Data excerpts:
******
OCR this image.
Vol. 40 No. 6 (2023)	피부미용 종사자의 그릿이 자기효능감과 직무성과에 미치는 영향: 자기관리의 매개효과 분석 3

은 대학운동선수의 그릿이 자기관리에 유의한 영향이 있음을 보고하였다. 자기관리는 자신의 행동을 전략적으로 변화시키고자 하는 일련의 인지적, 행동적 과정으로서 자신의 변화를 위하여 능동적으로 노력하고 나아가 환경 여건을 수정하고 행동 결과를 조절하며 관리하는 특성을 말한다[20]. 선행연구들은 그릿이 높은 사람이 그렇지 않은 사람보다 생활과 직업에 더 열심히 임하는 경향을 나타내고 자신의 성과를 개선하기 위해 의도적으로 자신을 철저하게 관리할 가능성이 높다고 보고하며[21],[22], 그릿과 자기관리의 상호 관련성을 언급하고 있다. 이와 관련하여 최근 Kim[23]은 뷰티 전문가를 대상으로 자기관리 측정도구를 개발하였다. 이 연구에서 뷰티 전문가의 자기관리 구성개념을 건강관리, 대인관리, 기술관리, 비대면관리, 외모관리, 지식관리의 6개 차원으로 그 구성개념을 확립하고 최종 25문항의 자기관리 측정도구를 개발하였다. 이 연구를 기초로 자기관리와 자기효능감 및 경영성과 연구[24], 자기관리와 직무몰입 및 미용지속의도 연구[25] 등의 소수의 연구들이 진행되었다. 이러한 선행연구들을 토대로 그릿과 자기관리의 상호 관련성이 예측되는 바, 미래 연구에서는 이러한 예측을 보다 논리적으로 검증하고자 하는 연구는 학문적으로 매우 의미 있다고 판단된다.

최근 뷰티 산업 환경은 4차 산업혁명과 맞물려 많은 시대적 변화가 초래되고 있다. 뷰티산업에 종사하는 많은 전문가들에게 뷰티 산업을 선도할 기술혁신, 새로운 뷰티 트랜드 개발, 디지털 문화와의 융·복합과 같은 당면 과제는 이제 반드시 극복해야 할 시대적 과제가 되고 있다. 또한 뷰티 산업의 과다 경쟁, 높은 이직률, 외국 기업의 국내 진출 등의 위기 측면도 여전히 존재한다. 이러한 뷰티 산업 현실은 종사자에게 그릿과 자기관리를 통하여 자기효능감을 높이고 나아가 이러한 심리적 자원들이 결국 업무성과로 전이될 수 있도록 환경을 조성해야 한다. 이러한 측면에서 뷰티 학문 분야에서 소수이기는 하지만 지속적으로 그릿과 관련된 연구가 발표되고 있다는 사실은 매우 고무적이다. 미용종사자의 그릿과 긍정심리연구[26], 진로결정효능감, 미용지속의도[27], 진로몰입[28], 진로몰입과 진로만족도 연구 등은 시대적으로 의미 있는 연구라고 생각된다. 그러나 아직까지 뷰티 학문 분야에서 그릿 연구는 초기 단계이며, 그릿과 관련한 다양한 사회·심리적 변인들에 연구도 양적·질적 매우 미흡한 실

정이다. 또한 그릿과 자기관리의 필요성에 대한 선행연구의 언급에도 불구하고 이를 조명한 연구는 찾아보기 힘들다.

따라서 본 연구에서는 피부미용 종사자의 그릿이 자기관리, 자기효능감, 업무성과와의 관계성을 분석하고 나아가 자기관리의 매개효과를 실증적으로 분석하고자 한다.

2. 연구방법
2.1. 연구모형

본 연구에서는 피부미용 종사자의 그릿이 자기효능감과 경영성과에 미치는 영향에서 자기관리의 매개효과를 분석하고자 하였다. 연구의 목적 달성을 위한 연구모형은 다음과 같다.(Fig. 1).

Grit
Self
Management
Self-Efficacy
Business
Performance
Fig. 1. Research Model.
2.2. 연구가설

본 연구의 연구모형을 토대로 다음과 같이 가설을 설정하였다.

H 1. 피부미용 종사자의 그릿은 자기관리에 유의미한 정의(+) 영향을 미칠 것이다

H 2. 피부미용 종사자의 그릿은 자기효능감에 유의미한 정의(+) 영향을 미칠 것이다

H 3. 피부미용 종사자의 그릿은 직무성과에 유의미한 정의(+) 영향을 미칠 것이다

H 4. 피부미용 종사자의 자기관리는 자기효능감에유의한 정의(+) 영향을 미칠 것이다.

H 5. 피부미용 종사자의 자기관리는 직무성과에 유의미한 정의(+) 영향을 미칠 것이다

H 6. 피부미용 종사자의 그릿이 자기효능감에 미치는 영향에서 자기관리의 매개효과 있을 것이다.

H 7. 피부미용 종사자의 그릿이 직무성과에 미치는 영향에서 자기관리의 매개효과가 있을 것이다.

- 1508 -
******
Transcribe every line of the data, exactly as it stands.

OCR this image.
Vol. 40 No. 6 (2023)	피부미용 종사자의 그릿이 자기효능감과 직무성과에 미치는 영향: 자기관리의 매개효과 분석 3

은 대학운동선수의 그릿이 자기관리에 유의한 영향이 있음을 보고하였다. 자기관리는 자신의 행동을 전략적으로 변화시키고자 하는 일련의 인지적, 행동적 과정으로서 자신의 변화를 위하여 능동적으로 노력하고 나아가 환경 여건을 수정하고 행동 결과를 조절하며 관리하는 특성을 말한다[20]. 선행연구들은 그릿이 높은 사람이 그렇지 않은 사람보다 생활과 직업에 더 열심히 임하는 경향을 나타내고 자신의 성과를 개선하기 위해 의도적으로 자신을 철저하게 관리할 가능성이 높다고 보고하며[21],[22], 그릿과 자기관리의 상호 관련성을 언급하고 있다. 이와 관련하여 최근 Kim[23]은 뷰티 전문가를 대상으로 자기관리 측정도구를 개발하였다. 이 연구에서 뷰티 전문가의 자기관리 구성개념을 건강관리, 대인관리, 기술관리, 비대면관리, 외모관리, 지식관리의 6개 차원으로 그 구성개념을 확립하고 최종 25문항의 자기관리 측정도구를 개발하였다. 이 연구를 기초로 자기관리와 자기효능감 및 경영성과 연구[24], 자기관리와 직무몰입 및 미용지속의도 연구[25] 등의 소수의 연구들이 진행되었다. 이러한 선행연구들을 토대로 그릿과 자기관리의 상호 관련성이 예측되는 바, 미래 연구에서는 이러한 예측을 보다 논리적으로 검증하고자 하는 연구는 학문적으로 매우 의미 있다고 판단된다.

최근 뷰티 산업 환경은 4차 산업혁명과 맞물려 많은 시대적 변화가 초래되고 있다. 뷰티산업에 종사하는 많은 전문가들에게 뷰티 산업을 선도할 기술혁신, 새로운 뷰티 트랜드 개발, 디지털 문화와의 융·복합과 같은 당면 과제는 이제 반드시 극복해야 할 시대적 과제가 되고 있다. 또한 뷰티 산업의 과다 경쟁, 높은 이직률, 외국 기업의 국내 진출 등의 위기 측면도 여전히 존재한다. 이러한 뷰티 산업 현실은 종사자에게 그릿과 자기관리를 통하여 자기효능감을 높이고 나아가 이러한 심리적 자원들이 결국 업무성과로 전이될 수 있도록 환경을 조성해야 한다. 이러한 측면에서 뷰티 학문 분야에서 소수이기는 하지만 지속적으로 그릿과 관련된 연구가 발표되고 있다는 사실은 매우 고무적이다. 미용종사자의 그릿과 긍정심리연구[26], 진로결정효능감, 미용지속의도[27], 진로몰입[28], 진로몰입과 진로만족도 연구 등은 시대적으로 의미 있는 연구라고 생각된다. 그러나 아직까지 뷰티 학문 분야에서 그릿 연구는 초기 단계이며, 그릿과 관련한 다양한 사회·심리적 변인들에 연구도 양적·질적 매우 미흡한 실

정이다. 또한 그릿과 자기관리의 필요성에 대한 선행연구의 언급에도 불구하고 이를 조명한 연구는 찾아보기 힘들다.

따라서 본 연구에서는 피부미용 종사자의 그릿이 자기관리, 자기효능감, 업무성과와의 관계성을 분석하고 나아가 자기관리의 매개효과를 실증적으로 분석하고자 한다.

2. 연구방법
2.1. 연구모형

본 연구에서는 피부미용 종사자의 그릿이 자기효능감과 경영성과에 미치는 영향에서 자기관리의 매개효과를 분석하고자 하였다. 연구의 목적 달성을 위한 연구모형은 다음과 같다.(Fig. 1).

Grit
Self
Management
Self-Efficacy
Business
Performance
Fig. 1. Research Model.
2.2. 연구가설

본 연구의 연구모형을 토대로 다음과 같이 가설을 설정하였다.

H 1. 피부미용 종사자의 그릿은 자기관리에 유의미한 정의(+) 영향을 미칠 것이다

H 2. 피부미용 종사자의 그릿은 자기효능감에 유의미한 정의(+) 영향을 미칠 것이다

H 3. 피부미용 종사자의 그릿은 직무성과에 유의미한 정의(+) 영향을 미칠 것이다

H 4. 피부미용 종사자의 자기관리는 자기효능감에유의한 정의(+) 영향을 미칠 것이다.

H 5. 피부미용 종사자의 자기관리는 직무성과에 유의미한 정의(+) 영향을 미칠 것이다

H 6. 피부미용 종사자의 그릿이 자기효능감에 미치는 영향에서 자기관리의 매개효과 있을 것이다.

H 7. 피부미용 종사자의 그릿이 직무성과에 미치는 영향에서 자기관리의 매개효과가 있을 것이다.

- 1508 -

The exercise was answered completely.